→ **DATA RECORDS**:
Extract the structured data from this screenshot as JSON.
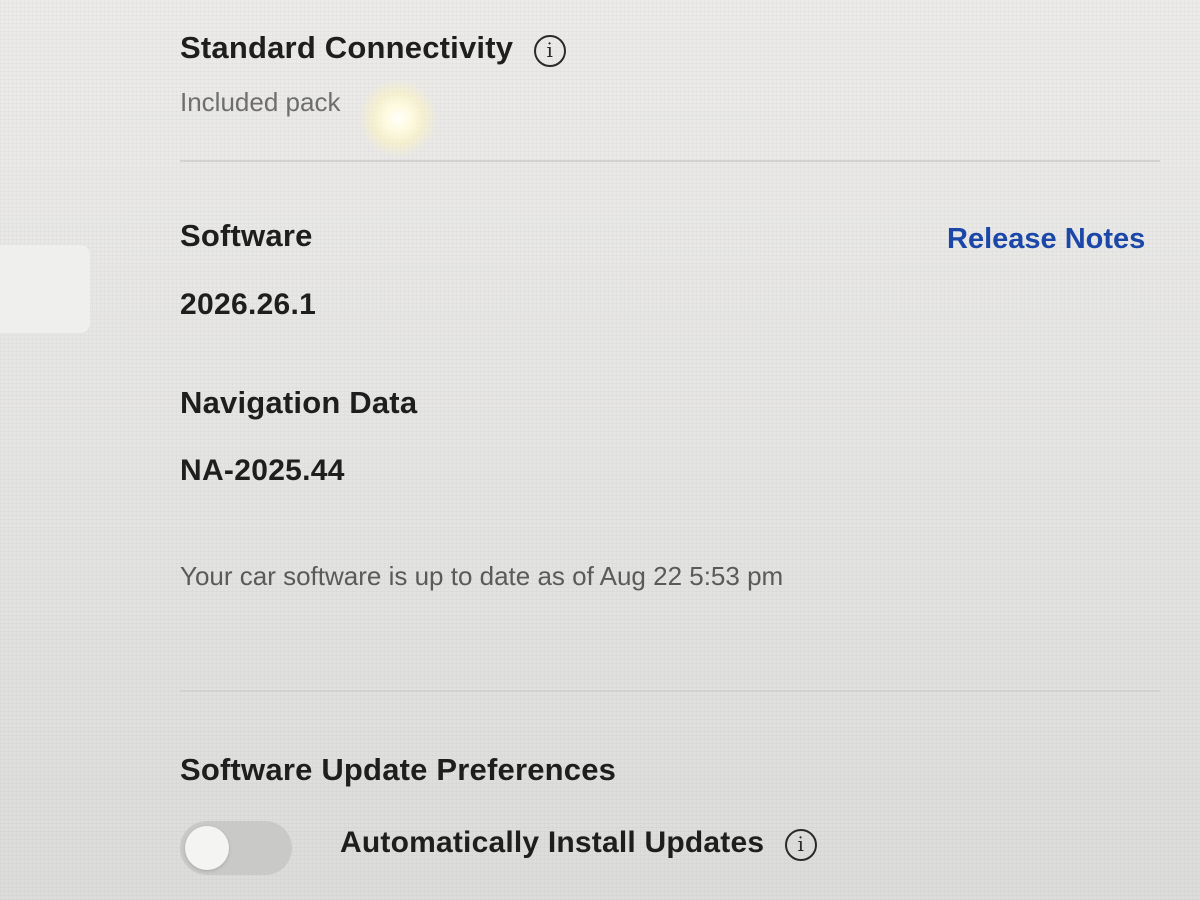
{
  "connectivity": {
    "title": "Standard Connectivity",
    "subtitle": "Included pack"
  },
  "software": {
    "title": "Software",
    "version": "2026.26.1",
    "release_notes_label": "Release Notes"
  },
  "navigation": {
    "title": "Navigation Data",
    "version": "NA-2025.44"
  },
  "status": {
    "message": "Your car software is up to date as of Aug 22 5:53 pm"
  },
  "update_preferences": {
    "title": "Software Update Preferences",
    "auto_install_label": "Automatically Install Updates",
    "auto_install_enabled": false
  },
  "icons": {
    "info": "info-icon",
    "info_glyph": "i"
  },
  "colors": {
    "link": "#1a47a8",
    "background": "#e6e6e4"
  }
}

→ **GOAL OF THE EXERCISE**:
Return the full material word for word. Do not include the pictures.

→ **TASK SOLUTION**:
Extract the structured data from this screenshot as JSON.
{
  "connectivity": {
    "title": "Standard Connectivity",
    "subtitle": "Included pack"
  },
  "software": {
    "title": "Software",
    "version": "2026.26.1",
    "release_notes_label": "Release Notes"
  },
  "navigation": {
    "title": "Navigation Data",
    "version": "NA-2025.44"
  },
  "status": {
    "message": "Your car software is up to date as of Aug 22 5:53 pm"
  },
  "update_preferences": {
    "title": "Software Update Preferences",
    "auto_install_label": "Automatically Install Updates",
    "auto_install_enabled": false
  },
  "icons": {
    "info": "info-icon",
    "info_glyph": "i"
  },
  "colors": {
    "link": "#1a47a8",
    "background": "#e6e6e4"
  }
}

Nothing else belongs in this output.